[start]

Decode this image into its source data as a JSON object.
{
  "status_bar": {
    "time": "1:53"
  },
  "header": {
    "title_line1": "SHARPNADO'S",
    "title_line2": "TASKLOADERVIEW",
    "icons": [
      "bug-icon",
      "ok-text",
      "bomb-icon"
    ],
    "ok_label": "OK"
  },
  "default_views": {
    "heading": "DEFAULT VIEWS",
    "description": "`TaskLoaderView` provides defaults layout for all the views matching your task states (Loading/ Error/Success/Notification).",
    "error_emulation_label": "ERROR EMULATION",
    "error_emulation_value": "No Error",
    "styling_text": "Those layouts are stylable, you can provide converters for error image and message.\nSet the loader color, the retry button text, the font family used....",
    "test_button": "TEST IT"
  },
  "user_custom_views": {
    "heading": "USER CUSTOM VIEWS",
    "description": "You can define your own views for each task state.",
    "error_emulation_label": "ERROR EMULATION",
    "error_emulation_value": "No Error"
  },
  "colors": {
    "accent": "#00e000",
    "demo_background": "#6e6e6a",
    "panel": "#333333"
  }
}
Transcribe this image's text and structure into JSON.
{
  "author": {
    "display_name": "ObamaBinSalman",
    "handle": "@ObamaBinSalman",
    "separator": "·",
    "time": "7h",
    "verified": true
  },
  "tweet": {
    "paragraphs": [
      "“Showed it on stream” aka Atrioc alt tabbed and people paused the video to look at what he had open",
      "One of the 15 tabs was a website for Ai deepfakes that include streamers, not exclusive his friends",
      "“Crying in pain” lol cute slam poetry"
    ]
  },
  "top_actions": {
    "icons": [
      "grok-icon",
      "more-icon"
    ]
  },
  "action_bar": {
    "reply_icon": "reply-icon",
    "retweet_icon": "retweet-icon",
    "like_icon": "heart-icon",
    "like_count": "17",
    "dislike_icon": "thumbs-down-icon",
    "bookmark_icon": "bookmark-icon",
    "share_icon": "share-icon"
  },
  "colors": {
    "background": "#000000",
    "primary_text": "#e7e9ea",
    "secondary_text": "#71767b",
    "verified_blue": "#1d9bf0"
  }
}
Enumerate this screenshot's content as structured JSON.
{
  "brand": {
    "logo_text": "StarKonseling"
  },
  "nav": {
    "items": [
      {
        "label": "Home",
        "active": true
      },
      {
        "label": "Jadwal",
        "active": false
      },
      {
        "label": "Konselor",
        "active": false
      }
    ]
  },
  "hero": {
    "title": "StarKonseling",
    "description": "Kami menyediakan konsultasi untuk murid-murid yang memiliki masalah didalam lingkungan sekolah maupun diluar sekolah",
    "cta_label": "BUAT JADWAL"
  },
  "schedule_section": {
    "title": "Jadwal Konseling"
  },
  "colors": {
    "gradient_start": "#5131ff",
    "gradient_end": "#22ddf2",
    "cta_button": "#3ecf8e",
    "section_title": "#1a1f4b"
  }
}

[end]

-- What needs to be done --
Look for the word "JSON" and return every line where it occurs.

-- Answer to this task --
Decode this image into its source data as a JSON object.
Transcribe this image's text and structure into JSON.
Enumerate this screenshot's content as structured JSON.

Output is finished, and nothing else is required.